TASK INSTRUCTIONS:
Spot each line that carries the word "JSON"; copy those lines.

----------------

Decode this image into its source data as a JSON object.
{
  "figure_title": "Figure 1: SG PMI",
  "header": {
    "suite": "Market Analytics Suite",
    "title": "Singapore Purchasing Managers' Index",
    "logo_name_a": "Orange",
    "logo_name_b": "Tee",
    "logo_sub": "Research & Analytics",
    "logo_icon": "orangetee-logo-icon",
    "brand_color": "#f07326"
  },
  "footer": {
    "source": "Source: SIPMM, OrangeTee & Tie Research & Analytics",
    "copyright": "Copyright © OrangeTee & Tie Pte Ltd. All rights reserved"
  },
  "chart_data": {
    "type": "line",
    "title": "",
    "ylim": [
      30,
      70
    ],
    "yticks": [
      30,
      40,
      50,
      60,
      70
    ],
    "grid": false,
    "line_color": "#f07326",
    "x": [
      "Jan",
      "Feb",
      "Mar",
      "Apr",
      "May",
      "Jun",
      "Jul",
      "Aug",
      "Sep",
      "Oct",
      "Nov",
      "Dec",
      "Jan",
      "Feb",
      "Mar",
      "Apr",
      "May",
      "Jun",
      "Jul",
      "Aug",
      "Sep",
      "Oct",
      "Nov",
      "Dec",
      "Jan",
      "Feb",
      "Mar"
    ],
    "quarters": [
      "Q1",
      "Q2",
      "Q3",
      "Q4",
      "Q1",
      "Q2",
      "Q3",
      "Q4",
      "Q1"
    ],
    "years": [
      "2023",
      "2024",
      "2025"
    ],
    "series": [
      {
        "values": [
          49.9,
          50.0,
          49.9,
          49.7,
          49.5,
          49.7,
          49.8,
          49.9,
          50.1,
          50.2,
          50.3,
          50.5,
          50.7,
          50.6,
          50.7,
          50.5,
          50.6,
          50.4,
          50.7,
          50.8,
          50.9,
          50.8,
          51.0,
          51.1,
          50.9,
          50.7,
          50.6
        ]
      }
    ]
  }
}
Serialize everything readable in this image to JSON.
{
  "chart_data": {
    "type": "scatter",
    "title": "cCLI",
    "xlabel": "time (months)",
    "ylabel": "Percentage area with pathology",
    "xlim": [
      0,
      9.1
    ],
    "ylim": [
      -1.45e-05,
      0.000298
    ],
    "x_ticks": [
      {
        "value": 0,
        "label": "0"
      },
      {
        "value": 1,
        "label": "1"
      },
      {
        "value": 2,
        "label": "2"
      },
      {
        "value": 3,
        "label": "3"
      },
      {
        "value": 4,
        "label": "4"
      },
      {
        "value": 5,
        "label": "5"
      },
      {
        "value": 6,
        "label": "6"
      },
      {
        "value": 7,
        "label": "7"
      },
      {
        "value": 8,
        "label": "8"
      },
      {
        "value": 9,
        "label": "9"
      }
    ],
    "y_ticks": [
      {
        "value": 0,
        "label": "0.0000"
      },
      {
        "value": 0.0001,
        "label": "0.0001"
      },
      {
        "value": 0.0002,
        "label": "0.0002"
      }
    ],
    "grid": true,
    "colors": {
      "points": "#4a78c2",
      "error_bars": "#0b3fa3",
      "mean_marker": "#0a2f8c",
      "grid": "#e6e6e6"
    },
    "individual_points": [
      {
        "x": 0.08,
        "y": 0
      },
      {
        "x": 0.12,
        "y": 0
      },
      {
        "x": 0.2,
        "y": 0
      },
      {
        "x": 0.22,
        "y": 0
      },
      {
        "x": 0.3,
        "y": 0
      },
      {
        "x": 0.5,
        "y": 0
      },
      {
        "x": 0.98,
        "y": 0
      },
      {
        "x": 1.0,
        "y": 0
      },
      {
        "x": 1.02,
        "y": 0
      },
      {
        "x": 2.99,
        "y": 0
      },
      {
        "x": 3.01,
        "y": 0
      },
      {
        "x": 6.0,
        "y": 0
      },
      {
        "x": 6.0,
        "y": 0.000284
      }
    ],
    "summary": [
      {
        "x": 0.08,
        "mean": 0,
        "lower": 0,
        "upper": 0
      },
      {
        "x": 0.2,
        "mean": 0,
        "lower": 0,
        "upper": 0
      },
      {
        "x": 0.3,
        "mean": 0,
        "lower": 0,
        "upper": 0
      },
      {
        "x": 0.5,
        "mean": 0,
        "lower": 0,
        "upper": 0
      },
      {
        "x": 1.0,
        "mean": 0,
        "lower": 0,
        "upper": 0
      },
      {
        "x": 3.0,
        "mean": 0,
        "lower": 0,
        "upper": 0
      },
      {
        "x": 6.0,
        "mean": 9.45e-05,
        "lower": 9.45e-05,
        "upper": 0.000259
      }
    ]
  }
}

----------------

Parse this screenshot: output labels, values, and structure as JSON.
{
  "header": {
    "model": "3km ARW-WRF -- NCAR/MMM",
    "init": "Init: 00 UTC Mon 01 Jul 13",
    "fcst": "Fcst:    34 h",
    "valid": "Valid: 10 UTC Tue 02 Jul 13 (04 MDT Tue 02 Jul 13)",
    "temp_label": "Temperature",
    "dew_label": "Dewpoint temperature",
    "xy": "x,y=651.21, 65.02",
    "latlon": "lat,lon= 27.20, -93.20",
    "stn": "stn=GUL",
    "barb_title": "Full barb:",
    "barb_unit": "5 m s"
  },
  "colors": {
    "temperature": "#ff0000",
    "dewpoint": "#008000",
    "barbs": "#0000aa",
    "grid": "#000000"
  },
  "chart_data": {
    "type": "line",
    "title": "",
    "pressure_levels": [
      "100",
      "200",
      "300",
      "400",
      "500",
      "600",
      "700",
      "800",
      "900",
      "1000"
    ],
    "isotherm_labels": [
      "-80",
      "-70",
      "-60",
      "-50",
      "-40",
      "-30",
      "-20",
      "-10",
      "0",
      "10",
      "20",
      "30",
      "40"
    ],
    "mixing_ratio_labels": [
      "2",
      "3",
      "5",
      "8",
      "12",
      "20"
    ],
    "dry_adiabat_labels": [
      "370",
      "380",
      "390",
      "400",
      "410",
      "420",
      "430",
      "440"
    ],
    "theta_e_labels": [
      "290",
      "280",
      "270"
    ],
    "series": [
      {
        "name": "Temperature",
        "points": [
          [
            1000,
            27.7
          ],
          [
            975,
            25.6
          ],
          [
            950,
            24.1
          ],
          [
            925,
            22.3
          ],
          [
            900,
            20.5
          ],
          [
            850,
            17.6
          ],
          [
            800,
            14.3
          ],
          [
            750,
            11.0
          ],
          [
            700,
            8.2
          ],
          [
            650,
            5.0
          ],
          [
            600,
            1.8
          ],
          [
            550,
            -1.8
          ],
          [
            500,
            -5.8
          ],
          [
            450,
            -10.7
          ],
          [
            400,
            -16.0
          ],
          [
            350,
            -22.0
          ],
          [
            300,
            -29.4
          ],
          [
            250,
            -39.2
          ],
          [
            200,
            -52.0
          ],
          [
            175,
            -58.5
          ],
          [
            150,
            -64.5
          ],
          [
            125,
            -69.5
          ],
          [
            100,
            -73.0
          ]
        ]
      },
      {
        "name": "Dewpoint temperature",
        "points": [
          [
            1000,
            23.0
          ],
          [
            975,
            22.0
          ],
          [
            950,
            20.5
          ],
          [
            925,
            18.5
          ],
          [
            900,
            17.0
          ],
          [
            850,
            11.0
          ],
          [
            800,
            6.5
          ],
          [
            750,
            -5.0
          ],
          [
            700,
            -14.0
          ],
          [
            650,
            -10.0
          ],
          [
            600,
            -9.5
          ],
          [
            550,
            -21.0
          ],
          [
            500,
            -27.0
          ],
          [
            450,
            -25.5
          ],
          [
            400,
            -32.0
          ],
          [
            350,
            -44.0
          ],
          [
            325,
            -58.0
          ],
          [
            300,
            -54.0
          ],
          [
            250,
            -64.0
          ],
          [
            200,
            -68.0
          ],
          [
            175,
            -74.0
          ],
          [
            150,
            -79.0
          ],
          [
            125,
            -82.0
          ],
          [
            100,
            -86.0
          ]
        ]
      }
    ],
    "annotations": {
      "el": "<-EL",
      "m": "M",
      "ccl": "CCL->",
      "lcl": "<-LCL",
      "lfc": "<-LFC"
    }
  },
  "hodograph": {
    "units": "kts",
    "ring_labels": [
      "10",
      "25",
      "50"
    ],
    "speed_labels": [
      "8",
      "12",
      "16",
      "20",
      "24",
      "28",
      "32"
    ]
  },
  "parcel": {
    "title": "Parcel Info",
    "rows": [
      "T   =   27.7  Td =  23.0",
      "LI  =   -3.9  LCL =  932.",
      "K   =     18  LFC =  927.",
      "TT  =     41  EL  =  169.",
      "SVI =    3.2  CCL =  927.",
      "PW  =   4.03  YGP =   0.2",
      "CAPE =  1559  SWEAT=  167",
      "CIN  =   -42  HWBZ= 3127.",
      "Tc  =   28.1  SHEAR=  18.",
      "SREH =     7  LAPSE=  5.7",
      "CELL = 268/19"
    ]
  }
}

----------------

SOLUTION FOR THIS PROBLEM:
Decode this image into its source data as a JSON object.
Serialize everything readable in this image to JSON.
Parse this screenshot: output labels, values, and structure as JSON.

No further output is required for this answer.